• Prompt:
Find every line in the entries below that contains the string "List" and copy each of those lines. Case counts, so uppercase and lowercase letters must match.

• Data entries:

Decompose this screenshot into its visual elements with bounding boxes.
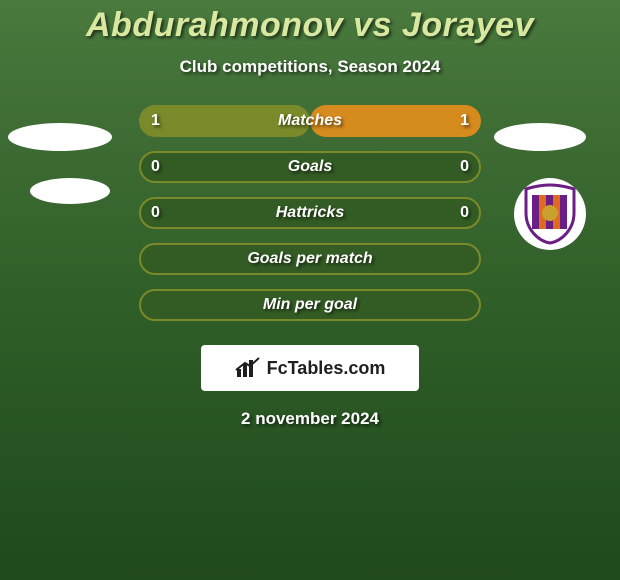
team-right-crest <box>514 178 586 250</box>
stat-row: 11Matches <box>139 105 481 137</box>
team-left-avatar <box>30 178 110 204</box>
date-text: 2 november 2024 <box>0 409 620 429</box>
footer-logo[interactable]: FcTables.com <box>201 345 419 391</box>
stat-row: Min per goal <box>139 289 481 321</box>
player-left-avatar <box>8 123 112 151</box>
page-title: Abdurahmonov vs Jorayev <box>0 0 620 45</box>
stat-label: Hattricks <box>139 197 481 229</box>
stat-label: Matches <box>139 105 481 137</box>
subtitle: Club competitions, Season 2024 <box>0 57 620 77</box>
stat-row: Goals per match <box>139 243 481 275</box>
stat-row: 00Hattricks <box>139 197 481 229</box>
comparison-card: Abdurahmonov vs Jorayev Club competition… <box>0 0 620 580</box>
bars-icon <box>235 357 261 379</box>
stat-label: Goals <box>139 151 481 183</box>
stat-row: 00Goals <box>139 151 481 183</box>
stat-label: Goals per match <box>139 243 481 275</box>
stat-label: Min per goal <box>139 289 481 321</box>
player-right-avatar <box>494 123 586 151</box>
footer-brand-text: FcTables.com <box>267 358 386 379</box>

* * *

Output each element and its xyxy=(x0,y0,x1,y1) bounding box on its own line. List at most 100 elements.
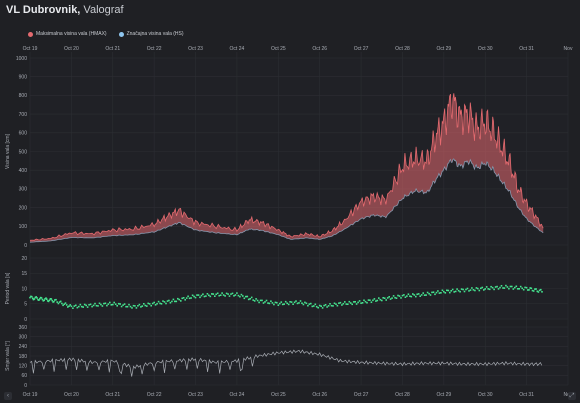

* * *

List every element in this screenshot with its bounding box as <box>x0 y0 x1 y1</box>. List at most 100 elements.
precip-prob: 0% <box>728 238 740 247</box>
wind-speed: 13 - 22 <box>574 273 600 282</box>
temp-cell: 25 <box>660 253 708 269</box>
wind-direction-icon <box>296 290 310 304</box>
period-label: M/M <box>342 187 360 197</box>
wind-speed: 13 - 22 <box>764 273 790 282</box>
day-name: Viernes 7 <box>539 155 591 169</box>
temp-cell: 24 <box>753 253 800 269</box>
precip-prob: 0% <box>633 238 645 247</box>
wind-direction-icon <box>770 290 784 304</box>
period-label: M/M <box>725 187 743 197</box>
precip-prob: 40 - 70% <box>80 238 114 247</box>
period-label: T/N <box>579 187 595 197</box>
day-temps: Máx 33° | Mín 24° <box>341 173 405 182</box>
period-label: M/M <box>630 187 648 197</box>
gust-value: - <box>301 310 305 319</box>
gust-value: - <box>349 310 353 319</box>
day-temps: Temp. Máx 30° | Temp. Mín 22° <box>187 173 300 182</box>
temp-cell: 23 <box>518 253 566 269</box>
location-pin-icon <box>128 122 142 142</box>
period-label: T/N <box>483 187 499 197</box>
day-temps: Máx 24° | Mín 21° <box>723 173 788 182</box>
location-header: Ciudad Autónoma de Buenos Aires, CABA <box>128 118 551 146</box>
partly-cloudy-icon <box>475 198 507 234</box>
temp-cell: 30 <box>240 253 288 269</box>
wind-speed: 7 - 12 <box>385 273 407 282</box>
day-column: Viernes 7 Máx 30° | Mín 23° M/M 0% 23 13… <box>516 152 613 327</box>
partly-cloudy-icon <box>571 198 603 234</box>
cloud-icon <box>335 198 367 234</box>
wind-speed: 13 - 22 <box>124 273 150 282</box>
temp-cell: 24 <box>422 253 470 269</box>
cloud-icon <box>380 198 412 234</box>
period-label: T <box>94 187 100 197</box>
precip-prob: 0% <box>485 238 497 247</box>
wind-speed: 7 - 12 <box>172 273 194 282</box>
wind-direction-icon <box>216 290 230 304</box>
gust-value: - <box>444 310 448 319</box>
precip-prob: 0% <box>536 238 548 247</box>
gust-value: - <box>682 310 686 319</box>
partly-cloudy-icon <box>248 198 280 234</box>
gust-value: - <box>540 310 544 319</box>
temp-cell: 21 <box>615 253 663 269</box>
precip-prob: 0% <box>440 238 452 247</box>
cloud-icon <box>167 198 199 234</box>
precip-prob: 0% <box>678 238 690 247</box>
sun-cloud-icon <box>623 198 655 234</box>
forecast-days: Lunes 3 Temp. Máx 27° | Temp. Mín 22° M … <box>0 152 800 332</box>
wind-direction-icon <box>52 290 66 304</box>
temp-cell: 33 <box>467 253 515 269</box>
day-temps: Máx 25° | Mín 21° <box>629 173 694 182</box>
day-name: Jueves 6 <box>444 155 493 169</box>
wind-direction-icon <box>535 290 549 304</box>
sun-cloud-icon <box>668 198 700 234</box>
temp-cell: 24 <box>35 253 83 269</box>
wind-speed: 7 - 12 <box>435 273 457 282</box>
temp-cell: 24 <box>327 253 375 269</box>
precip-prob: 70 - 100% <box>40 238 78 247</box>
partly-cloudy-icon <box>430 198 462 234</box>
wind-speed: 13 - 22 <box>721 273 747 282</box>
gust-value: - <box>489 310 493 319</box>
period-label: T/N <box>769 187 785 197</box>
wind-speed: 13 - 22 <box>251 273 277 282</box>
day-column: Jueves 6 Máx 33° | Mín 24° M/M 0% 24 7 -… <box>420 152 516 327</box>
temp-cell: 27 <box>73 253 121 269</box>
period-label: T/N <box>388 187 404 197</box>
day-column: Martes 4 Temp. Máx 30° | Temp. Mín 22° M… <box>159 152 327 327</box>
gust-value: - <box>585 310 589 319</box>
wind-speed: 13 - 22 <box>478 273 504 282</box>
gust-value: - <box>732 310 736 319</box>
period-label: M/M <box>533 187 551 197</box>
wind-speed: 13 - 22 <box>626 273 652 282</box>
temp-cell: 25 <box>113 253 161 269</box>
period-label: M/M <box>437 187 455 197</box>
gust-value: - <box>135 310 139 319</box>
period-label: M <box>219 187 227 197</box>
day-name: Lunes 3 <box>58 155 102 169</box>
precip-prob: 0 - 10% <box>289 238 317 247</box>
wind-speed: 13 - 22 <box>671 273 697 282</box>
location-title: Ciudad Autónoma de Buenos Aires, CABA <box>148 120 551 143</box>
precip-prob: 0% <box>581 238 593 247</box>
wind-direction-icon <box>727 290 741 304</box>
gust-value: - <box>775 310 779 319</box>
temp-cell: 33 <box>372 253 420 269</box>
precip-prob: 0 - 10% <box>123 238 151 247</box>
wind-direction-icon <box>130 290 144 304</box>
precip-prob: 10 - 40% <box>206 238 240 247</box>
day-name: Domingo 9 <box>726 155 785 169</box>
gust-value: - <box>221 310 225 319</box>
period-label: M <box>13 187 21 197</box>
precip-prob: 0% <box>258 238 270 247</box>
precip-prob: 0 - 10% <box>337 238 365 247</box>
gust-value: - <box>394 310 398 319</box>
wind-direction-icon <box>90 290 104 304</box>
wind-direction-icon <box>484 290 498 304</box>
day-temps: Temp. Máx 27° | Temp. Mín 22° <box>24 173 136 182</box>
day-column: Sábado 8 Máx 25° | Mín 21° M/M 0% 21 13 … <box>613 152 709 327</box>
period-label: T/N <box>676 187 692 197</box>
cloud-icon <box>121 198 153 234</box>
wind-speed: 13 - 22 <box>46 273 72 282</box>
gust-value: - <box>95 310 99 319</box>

• Reply to the task:
Output each element and its xyxy=(x0,y0,x1,y1) bounding box on its own line. List at most 100 elements.
List every element in this screenshot with its bounding box as <box>x0 y0 x1 y1</box>. List at most 100 elements.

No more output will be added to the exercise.